-- start of RECORDS FOR PROCESSING --
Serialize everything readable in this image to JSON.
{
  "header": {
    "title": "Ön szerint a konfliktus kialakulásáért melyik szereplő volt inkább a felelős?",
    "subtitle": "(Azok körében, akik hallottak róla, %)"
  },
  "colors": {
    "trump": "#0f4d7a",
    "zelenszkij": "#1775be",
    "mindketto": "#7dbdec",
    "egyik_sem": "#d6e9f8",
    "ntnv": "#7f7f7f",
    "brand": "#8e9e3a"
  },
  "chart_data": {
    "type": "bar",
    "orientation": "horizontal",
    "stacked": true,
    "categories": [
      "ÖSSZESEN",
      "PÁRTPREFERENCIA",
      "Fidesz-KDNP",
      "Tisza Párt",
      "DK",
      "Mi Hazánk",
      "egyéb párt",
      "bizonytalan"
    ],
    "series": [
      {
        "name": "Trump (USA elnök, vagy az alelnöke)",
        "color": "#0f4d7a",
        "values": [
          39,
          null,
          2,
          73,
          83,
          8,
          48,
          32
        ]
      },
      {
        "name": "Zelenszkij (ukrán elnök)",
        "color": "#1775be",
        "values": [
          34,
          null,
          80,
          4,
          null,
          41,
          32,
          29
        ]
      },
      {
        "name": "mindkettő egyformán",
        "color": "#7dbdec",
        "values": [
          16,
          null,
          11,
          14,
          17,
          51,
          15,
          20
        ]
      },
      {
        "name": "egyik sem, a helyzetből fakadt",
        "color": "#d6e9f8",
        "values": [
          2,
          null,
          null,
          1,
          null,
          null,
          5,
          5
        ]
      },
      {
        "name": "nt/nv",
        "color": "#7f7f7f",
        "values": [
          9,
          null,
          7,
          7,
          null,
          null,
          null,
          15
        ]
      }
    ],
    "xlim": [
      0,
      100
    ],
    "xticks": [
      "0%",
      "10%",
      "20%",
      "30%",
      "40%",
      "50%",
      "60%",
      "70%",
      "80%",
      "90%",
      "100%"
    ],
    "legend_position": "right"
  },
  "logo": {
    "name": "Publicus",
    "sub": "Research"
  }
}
-- end of RECORDS FOR PROCESSING --
_PROBLEM STATEMENT:_ Extract each entry in full and write it down exactly.

_OUTPUT FOR THIS TASK:_
Serialize everything readable in this image to JSON.
{
  "header": {
    "title": "Ön szerint a konfliktus kialakulásáért melyik szereplő volt inkább a felelős?",
    "subtitle": "(Azok körében, akik hallottak róla, %)"
  },
  "colors": {
    "trump": "#0f4d7a",
    "zelenszkij": "#1775be",
    "mindketto": "#7dbdec",
    "egyik_sem": "#d6e9f8",
    "ntnv": "#7f7f7f",
    "brand": "#8e9e3a"
  },
  "chart_data": {
    "type": "bar",
    "orientation": "horizontal",
    "stacked": true,
    "categories": [
      "ÖSSZESEN",
      "PÁRTPREFERENCIA",
      "Fidesz-KDNP",
      "Tisza Párt",
      "DK",
      "Mi Hazánk",
      "egyéb párt",
      "bizonytalan"
    ],
    "series": [
      {
        "name": "Trump (USA elnök, vagy az alelnöke)",
        "color": "#0f4d7a",
        "values": [
          39,
          null,
          2,
          73,
          83,
          8,
          48,
          32
        ]
      },
      {
        "name": "Zelenszkij (ukrán elnök)",
        "color": "#1775be",
        "values": [
          34,
          null,
          80,
          4,
          null,
          41,
          32,
          29
        ]
      },
      {
        "name": "mindkettő egyformán",
        "color": "#7dbdec",
        "values": [
          16,
          null,
          11,
          14,
          17,
          51,
          15,
          20
        ]
      },
      {
        "name": "egyik sem, a helyzetből fakadt",
        "color": "#d6e9f8",
        "values": [
          2,
          null,
          null,
          1,
          null,
          null,
          5,
          5
        ]
      },
      {
        "name": "nt/nv",
        "color": "#7f7f7f",
        "values": [
          9,
          null,
          7,
          7,
          null,
          null,
          null,
          15
        ]
      }
    ],
    "xlim": [
      0,
      100
    ],
    "xticks": [
      "0%",
      "10%",
      "20%",
      "30%",
      "40%",
      "50%",
      "60%",
      "70%",
      "80%",
      "90%",
      "100%"
    ],
    "legend_position": "right"
  },
  "logo": {
    "name": "Publicus",
    "sub": "Research"
  }
}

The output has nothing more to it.